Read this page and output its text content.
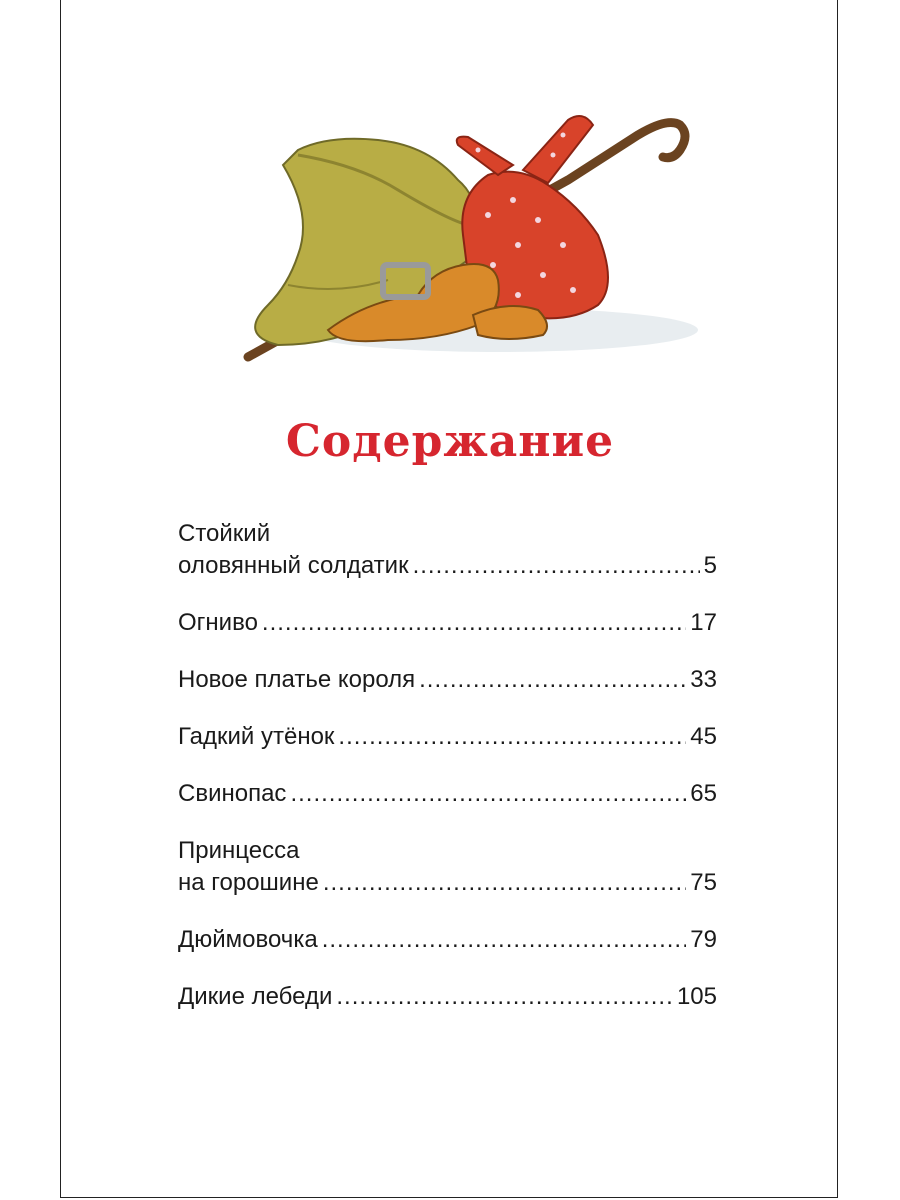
Содержание
Стойкий
оловянный солдатик .....	5
Огниво .....	17
Новое платье короля .....	33
Гадкий утёнок .....	45
Свинопас .....	65
Принцесса
на горошине .....	75
Дюймовочка .....	79
Дикие лебеди .....	105
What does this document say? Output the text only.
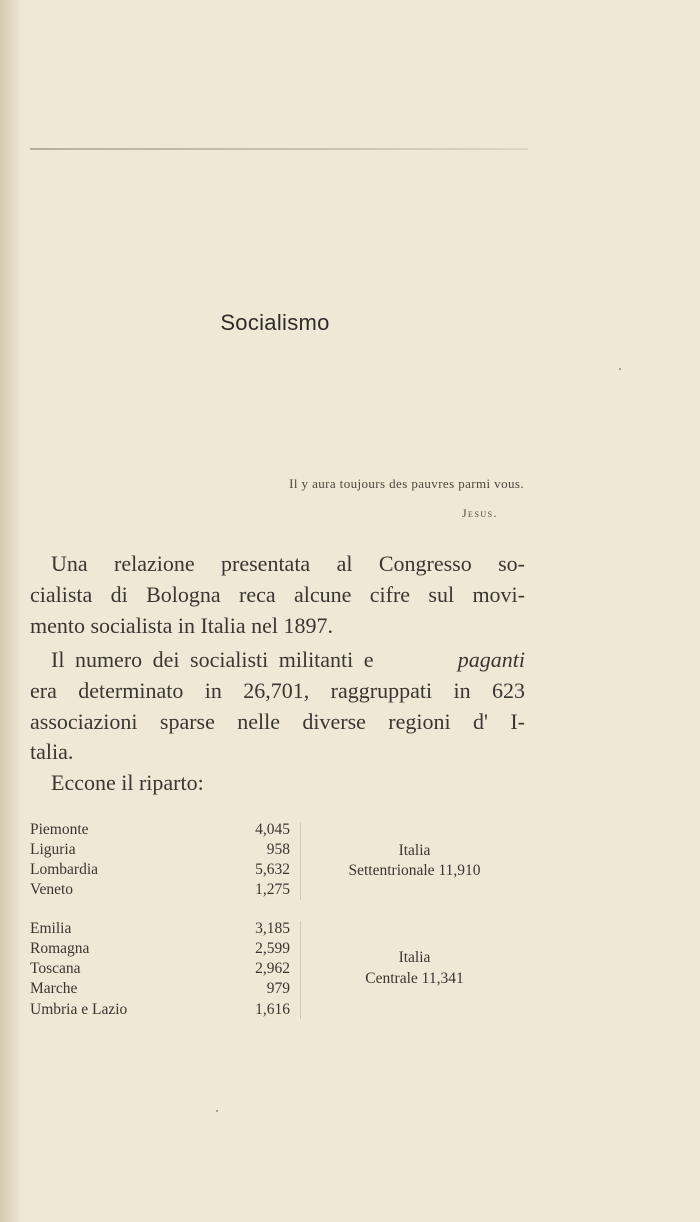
Socialismo
Il y aura toujours des pauvres parmi vous.
Jesus.
Una relazione presentata al Congresso so-
cialista di Bologna reca alcune cifre sul movi-
mento socialista in Italia nel 1897.
Il numero dei socialisti militanti e	paganti
era determinato in 26,701, raggruppati in 623
associazioni sparse nelle diverse regioni d' I-
talia.
Eccone il riparto:
Piemonte	4,045
Liguria	958
Lombardia	5,632
Veneto	1,275
Italia
Settentrionale 11,910
Emilia	3,185
Romagna	2,599
Toscana	2,962
Marche	979
Umbria e Lazio	1,616
Italia
Centrale 11,341
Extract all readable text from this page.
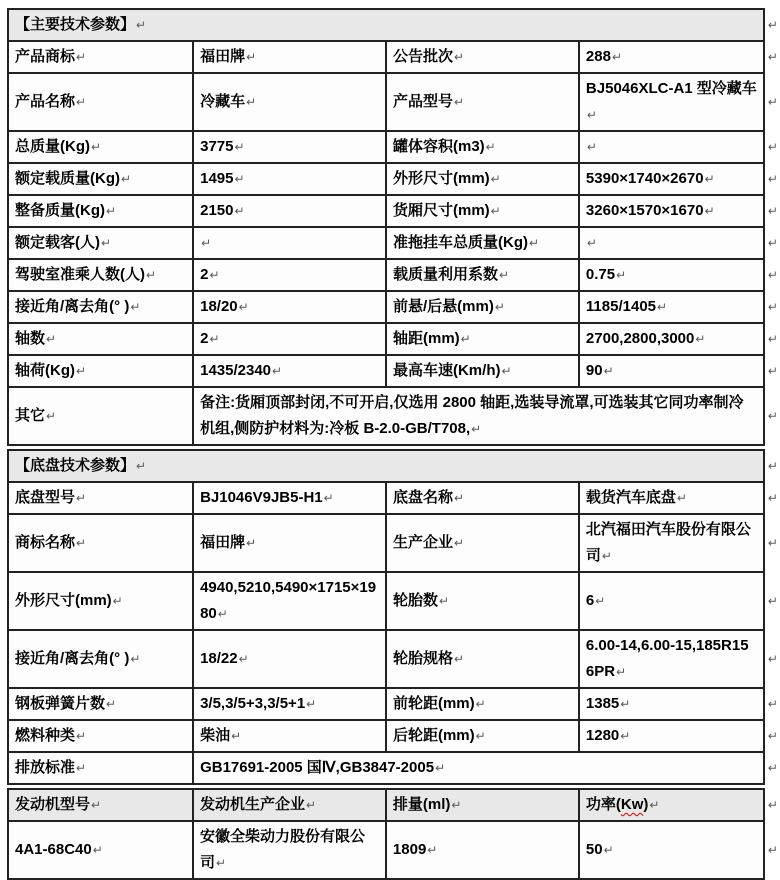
【主要技术参数】↵				↵
产品商标↵	福田牌↵	公告批次↵	288↵	↵
产品名称↵	冷藏车↵	产品型号↵	BJ5046XLC-A1 型冷藏车↵	↵
总质量(Kg)↵	3775↵	罐体容积(m3)↵	↵	↵
额定载质量(Kg)↵	1495↵	外形尺寸(mm)↵	5390×1740×2670↵	↵
整备质量(Kg)↵	2150↵	货厢尺寸(mm)↵	3260×1570×1670↵	↵
额定载客(人)↵	↵	准拖挂车总质量(Kg)↵	↵	↵
驾驶室准乘人数(人)↵	2↵	载质量利用系数↵	0.75↵	↵
接近角/离去角(° )↵	18/20↵	前悬/后悬(mm)↵	1185/1405↵	↵
轴数↵	2↵	轴距(mm)↵	2700,2800,3000↵	↵
轴荷(Kg)↵	1435/2340↵	最高车速(Km/h)↵	90↵	↵
其它↵	备注:货厢顶部封闭,不可开启,仅选用 2800 轴距,选装导流罩,可选装其它同功率制冷机组,侧防护材料为:冷板 B-2.0-GB/T708,↵			↵
【底盘技术参数】↵				↵
底盘型号↵	BJ1046V9JB5-H1↵	底盘名称↵	载货汽车底盘↵	↵
商标名称↵	福田牌↵	生产企业↵	北汽福田汽车股份有限公司↵	↵
外形尺寸(mm)↵	4940,5210,5490×1715×1980↵	轮胎数↵	6↵	↵
接近角/离去角(° )↵	18/22↵	轮胎规格↵	6.00-14,6.00-15,185R15 6PR↵	↵
钢板弹簧片数↵	3/5,3/5+3,3/5+1↵	前轮距(mm)↵	1385↵	↵
燃料种类↵	柴油↵	后轮距(mm)↵	1280↵	↵
排放标准↵	GB17691-2005 国Ⅳ,GB3847-2005↵			↵
发动机型号↵	发动机生产企业↵	排量(ml)↵	功率(Kw)↵	↵
4A1-68C40↵	安徽全柴动力股份有限公司↵	1809↵	50↵	↵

==========

**To be done:**
All records must be output exactly as they are, except for the pictures, which are left out.

**Exercise output:**
Read this page and output its text content.
Содержание
Стойкий
оловянный солдатик .....	5
Огниво .....	17
Новое платье короля .....	33
Гадкий утёнок .....	45
Свинопас .....	65
Принцесса
на горошине .....	75
Дюймовочка .....	79
Дикие лебеди .....	105
What does this document say? Output the text only.
Socialismo
Il y aura toujours des pauvres parmi vous.
Jesus.
Una relazione presentata al Congresso so-
cialista di Bologna reca alcune cifre sul movi-
mento socialista in Italia nel 1897.
Il numero dei socialisti militanti e	paganti
era determinato in 26,701, raggruppati in 623
associazioni sparse nelle diverse regioni d' I-
talia.
Eccone il riparto:
Piemonte	4,045
Liguria	958
Lombardia	5,632
Veneto	1,275
Italia
Settentrionale 11,910
Emilia	3,185
Romagna	2,599
Toscana	2,962
Marche	979
Umbria e Lazio	1,616
Italia
Centrale 11,341
Extract all readable text from this page.
【主要技术参数】↵				↵
产品商标↵	福田牌↵	公告批次↵	288↵	↵
产品名称↵	冷藏车↵	产品型号↵	BJ5046XLC-A1 型冷藏车↵	↵
总质量(Kg)↵	3775↵	罐体容积(m3)↵	↵	↵
额定载质量(Kg)↵	1495↵	外形尺寸(mm)↵	5390×1740×2670↵	↵
整备质量(Kg)↵	2150↵	货厢尺寸(mm)↵	3260×1570×1670↵	↵
额定载客(人)↵	↵	准拖挂车总质量(Kg)↵	↵	↵
驾驶室准乘人数(人)↵	2↵	载质量利用系数↵	0.75↵	↵
接近角/离去角(° )↵	18/20↵	前悬/后悬(mm)↵	1185/1405↵	↵
轴数↵	2↵	轴距(mm)↵	2700,2800,3000↵	↵
轴荷(Kg)↵	1435/2340↵	最高车速(Km/h)↵	90↵	↵
其它↵	备注:货厢顶部封闭,不可开启,仅选用 2800 轴距,选装导流罩,可选装其它同功率制冷机组,侧防护材料为:冷板 B-2.0-GB/T708,↵			↵
【底盘技术参数】↵				↵
底盘型号↵	BJ1046V9JB5-H1↵	底盘名称↵	载货汽车底盘↵	↵
商标名称↵	福田牌↵	生产企业↵	北汽福田汽车股份有限公司↵	↵
外形尺寸(mm)↵	4940,5210,5490×1715×1980↵	轮胎数↵	6↵	↵
接近角/离去角(° )↵	18/22↵	轮胎规格↵	6.00-14,6.00-15,185R15 6PR↵	↵
钢板弹簧片数↵	3/5,3/5+3,3/5+1↵	前轮距(mm)↵	1385↵	↵
燃料种类↵	柴油↵	后轮距(mm)↵	1280↵	↵
排放标准↵	GB17691-2005 国Ⅳ,GB3847-2005↵			↵
发动机型号↵	发动机生产企业↵	排量(ml)↵	功率(Kw)↵	↵
4A1-68C40↵	安徽全柴动力股份有限公司↵	1809↵	50↵	↵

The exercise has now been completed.